◆ **Short problem**
Write out each record again exactly as it stands.
-- start Provided information --
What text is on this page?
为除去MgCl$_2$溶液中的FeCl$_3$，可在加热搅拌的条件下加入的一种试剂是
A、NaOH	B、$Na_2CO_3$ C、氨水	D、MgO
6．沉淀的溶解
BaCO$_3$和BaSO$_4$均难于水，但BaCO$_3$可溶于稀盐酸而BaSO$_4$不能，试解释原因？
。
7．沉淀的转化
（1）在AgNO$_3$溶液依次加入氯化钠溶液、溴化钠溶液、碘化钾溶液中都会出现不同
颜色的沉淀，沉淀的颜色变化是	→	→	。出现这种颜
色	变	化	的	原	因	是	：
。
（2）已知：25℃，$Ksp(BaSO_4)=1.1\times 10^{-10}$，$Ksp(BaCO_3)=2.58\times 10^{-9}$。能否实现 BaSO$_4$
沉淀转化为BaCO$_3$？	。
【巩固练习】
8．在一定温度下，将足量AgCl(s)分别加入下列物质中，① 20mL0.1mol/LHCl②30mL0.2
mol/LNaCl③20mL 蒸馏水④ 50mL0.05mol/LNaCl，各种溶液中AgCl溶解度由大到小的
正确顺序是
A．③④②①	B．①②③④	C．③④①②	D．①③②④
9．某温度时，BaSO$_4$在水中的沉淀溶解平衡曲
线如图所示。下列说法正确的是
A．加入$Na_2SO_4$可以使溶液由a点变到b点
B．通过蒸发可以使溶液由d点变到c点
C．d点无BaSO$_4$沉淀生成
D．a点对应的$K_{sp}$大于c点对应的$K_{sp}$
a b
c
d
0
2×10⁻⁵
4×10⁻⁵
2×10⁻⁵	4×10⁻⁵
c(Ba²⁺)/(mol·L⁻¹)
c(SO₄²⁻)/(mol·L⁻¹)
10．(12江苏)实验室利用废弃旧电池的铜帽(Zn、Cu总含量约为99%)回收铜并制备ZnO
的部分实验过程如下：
-- end Provided information --
◆ **Task answer**
What text is on this page?
为除去MgCl$_2$溶液中的FeCl$_3$，可在加热搅拌的条件下加入的一种试剂是
A、NaOH	B、$Na_2CO_3$ C、氨水	D、MgO
6．沉淀的溶解
BaCO$_3$和BaSO$_4$均难于水，但BaCO$_3$可溶于稀盐酸而BaSO$_4$不能，试解释原因？
。
7．沉淀的转化
（1）在AgNO$_3$溶液依次加入氯化钠溶液、溴化钠溶液、碘化钾溶液中都会出现不同
颜色的沉淀，沉淀的颜色变化是	→	→	。出现这种颜
色	变	化	的	原	因	是	：
。
（2）已知：25℃，$Ksp(BaSO_4)=1.1\times 10^{-10}$，$Ksp(BaCO_3)=2.58\times 10^{-9}$。能否实现 BaSO$_4$
沉淀转化为BaCO$_3$？	。
【巩固练习】
8．在一定温度下，将足量AgCl(s)分别加入下列物质中，① 20mL0.1mol/LHCl②30mL0.2
mol/LNaCl③20mL 蒸馏水④ 50mL0.05mol/LNaCl，各种溶液中AgCl溶解度由大到小的
正确顺序是
A．③④②①	B．①②③④	C．③④①②	D．①③②④
9．某温度时，BaSO$_4$在水中的沉淀溶解平衡曲
线如图所示。下列说法正确的是
A．加入$Na_2SO_4$可以使溶液由a点变到b点
B．通过蒸发可以使溶液由d点变到c点
C．d点无BaSO$_4$沉淀生成
D．a点对应的$K_{sp}$大于c点对应的$K_{sp}$
a b
c
d
0
2×10⁻⁵
4×10⁻⁵
2×10⁻⁵	4×10⁻⁵
c(Ba²⁺)/(mol·L⁻¹)
c(SO₄²⁻)/(mol·L⁻¹)
10．(12江苏)实验室利用废弃旧电池的铜帽(Zn、Cu总含量约为99%)回收铜并制备ZnO
的部分实验过程如下：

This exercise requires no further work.